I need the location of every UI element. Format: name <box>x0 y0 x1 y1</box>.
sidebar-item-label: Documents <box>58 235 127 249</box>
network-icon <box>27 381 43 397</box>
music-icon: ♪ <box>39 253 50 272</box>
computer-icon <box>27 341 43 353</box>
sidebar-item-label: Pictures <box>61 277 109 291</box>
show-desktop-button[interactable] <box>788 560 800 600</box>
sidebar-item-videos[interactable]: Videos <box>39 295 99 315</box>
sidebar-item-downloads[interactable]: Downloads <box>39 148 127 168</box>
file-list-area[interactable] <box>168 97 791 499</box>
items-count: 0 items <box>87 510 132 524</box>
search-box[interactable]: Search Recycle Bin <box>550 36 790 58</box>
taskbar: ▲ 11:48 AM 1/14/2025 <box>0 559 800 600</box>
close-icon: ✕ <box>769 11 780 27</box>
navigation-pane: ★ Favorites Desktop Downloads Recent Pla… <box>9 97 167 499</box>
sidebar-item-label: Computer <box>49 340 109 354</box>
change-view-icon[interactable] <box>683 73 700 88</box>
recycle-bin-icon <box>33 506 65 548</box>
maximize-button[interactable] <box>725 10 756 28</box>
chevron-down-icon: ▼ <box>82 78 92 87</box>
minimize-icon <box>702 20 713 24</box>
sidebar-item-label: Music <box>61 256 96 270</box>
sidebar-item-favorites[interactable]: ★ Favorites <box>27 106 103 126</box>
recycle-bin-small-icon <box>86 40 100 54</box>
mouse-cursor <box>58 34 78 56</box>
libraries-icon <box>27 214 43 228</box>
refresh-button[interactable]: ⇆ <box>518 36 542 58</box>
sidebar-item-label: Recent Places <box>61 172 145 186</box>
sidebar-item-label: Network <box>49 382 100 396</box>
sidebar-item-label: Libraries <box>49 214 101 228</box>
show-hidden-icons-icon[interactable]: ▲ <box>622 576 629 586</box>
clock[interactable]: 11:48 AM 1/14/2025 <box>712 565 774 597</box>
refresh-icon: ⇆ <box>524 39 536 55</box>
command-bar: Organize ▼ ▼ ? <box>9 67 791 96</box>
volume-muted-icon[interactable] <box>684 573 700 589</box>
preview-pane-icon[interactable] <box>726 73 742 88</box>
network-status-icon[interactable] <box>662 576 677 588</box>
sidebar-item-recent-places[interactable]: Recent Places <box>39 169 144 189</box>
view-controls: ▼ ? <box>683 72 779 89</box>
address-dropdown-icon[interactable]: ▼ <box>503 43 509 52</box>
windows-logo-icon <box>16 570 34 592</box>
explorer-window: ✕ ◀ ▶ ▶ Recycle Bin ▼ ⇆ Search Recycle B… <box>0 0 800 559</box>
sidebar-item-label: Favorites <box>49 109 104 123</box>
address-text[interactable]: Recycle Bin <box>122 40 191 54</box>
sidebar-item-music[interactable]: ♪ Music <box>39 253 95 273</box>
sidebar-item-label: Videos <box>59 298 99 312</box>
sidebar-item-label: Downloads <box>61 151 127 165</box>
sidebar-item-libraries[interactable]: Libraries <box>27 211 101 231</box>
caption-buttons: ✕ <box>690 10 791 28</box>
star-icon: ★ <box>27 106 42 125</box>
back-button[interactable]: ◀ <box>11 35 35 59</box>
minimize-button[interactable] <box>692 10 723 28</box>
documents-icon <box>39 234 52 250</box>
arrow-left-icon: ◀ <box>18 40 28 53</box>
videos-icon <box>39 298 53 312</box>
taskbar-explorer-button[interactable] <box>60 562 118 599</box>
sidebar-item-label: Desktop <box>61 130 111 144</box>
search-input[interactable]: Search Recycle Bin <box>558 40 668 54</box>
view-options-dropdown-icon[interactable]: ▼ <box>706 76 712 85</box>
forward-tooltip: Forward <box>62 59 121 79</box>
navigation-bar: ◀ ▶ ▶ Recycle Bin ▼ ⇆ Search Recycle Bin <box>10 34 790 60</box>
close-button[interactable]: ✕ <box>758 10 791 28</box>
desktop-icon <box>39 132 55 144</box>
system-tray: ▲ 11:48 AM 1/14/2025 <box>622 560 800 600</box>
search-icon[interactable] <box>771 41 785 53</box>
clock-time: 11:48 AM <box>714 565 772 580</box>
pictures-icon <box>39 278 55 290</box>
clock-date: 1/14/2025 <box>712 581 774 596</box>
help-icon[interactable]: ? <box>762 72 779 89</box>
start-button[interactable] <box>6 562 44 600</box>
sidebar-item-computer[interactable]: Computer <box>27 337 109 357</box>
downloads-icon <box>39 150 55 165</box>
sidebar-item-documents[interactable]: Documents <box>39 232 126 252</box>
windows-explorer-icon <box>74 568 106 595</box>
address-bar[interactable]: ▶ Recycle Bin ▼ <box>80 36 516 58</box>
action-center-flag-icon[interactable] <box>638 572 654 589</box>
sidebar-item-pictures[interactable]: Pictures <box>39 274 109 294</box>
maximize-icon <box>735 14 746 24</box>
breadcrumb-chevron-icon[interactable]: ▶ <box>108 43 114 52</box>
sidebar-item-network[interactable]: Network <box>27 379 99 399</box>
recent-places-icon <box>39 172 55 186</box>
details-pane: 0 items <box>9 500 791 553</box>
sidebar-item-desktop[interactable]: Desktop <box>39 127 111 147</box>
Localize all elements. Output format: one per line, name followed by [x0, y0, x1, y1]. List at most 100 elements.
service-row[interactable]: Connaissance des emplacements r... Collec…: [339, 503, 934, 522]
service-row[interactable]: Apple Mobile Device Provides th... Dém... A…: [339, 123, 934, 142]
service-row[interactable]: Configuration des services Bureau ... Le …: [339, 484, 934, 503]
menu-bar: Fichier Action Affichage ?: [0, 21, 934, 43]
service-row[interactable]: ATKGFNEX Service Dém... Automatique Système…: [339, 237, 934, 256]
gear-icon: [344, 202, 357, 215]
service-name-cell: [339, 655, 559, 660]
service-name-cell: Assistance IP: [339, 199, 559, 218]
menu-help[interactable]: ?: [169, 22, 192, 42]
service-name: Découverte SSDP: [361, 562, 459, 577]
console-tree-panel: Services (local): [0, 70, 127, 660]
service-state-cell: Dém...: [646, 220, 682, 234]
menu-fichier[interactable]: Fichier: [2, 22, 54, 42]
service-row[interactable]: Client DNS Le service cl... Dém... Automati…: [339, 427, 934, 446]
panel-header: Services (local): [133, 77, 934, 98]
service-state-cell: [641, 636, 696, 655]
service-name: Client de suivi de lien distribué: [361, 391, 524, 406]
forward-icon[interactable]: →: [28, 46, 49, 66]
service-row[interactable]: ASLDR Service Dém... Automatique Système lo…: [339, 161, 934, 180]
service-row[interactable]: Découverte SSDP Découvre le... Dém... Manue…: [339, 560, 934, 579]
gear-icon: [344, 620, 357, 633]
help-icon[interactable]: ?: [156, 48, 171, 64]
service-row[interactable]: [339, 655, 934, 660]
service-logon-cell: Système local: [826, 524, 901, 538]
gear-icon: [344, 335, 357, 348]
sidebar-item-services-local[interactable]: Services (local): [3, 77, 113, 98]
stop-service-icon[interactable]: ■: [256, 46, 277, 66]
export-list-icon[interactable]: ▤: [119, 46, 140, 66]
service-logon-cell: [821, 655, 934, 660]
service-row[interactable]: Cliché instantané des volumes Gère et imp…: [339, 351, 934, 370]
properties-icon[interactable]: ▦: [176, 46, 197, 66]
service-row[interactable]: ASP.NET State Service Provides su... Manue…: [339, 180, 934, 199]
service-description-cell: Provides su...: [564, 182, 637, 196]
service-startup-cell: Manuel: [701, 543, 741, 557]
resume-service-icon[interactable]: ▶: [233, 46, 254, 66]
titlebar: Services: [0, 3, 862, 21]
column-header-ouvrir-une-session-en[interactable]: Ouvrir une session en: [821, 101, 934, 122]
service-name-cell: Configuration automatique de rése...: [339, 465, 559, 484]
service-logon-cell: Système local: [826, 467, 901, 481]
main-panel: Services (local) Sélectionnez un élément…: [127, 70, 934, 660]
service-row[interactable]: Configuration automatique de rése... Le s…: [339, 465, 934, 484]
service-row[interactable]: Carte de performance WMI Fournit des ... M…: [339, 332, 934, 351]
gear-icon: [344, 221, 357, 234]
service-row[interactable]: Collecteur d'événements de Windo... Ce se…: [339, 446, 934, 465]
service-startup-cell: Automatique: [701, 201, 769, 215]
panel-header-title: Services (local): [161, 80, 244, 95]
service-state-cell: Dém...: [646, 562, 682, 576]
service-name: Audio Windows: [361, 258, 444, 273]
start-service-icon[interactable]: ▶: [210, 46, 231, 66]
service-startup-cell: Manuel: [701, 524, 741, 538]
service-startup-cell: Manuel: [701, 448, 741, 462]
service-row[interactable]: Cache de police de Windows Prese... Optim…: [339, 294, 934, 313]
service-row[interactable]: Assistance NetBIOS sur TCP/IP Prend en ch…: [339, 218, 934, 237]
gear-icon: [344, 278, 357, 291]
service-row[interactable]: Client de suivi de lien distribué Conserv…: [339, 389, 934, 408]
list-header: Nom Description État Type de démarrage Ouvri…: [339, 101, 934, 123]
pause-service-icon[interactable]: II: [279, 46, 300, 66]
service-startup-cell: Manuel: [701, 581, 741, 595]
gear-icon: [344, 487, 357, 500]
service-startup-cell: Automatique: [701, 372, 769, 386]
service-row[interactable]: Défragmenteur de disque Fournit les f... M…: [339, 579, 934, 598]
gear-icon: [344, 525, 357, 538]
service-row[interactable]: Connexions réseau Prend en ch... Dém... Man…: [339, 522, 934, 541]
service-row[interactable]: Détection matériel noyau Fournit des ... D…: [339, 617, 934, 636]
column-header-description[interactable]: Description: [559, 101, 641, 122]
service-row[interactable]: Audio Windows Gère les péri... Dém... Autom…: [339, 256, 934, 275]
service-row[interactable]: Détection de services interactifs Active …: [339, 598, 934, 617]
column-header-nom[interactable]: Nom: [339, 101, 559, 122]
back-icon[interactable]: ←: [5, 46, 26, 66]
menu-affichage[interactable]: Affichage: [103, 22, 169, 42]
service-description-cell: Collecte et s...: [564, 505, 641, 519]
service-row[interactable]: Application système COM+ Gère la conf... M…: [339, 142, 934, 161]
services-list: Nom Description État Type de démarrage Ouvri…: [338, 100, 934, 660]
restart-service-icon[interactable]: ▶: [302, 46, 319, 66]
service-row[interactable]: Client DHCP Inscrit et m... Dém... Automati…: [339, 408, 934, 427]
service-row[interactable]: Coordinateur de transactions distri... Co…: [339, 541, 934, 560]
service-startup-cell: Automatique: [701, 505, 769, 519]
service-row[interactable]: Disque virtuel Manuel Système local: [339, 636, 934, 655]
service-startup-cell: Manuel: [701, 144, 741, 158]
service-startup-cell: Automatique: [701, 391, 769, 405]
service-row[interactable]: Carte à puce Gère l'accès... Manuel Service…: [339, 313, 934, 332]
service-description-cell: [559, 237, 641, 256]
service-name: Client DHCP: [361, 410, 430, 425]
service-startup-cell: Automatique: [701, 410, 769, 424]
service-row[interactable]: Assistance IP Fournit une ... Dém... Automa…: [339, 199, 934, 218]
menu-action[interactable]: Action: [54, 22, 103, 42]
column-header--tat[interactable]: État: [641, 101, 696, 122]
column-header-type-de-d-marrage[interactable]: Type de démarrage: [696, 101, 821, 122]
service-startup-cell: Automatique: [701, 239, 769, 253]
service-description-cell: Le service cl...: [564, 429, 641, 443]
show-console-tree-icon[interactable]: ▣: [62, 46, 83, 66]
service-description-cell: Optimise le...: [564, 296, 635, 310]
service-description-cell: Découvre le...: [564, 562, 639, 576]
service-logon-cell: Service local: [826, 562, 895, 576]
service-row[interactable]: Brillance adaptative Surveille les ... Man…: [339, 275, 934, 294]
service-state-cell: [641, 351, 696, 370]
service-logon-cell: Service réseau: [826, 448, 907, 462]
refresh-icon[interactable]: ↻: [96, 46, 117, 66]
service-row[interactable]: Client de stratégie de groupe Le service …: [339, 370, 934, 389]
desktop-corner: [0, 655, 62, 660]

▸ Task brief
Lay out the items above as a JSON list of strings, one string per line with blank lines left out. Begin with the first line of the items and stop after the line containing "navigation-pane: ★ Favorites", keeping both of those lines.

▸ Final answer
[
  "I need the location of every UI element. Format: name <box>x0 y0 x1 y1</box>.",
  "sidebar-item-label: Documents <box>58 235 127 249</box>",
  "network-icon <box>27 381 43 397</box>",
  "music-icon: ♪ <box>39 253 50 272</box>",
  "computer-icon <box>27 341 43 353</box>",
  "sidebar-item-label: Pictures <box>61 277 109 291</box>",
  "show-desktop-button[interactable] <box>788 560 800 600</box>",
  "sidebar-item-videos[interactable]: Videos <box>39 295 99 315</box>",
  "sidebar-item-downloads[interactable]: Downloads <box>39 148 127 168</box>",
  "file-list-area[interactable] <box>168 97 791 499</box>",
  "items-count: 0 items <box>87 510 132 524</box>",
  "search-box[interactable]: Search Recycle Bin <box>550 36 790 58</box>",
  "taskbar: ▲ 11:48 AM 1/14/2025 <box>0 559 800 600</box>",
  "close-icon: ✕ <box>769 11 780 27</box>",
  "navigation-pane: ★ Favorites Desktop Downloads Recent Pla… <box>9 97 167 499</box>"
]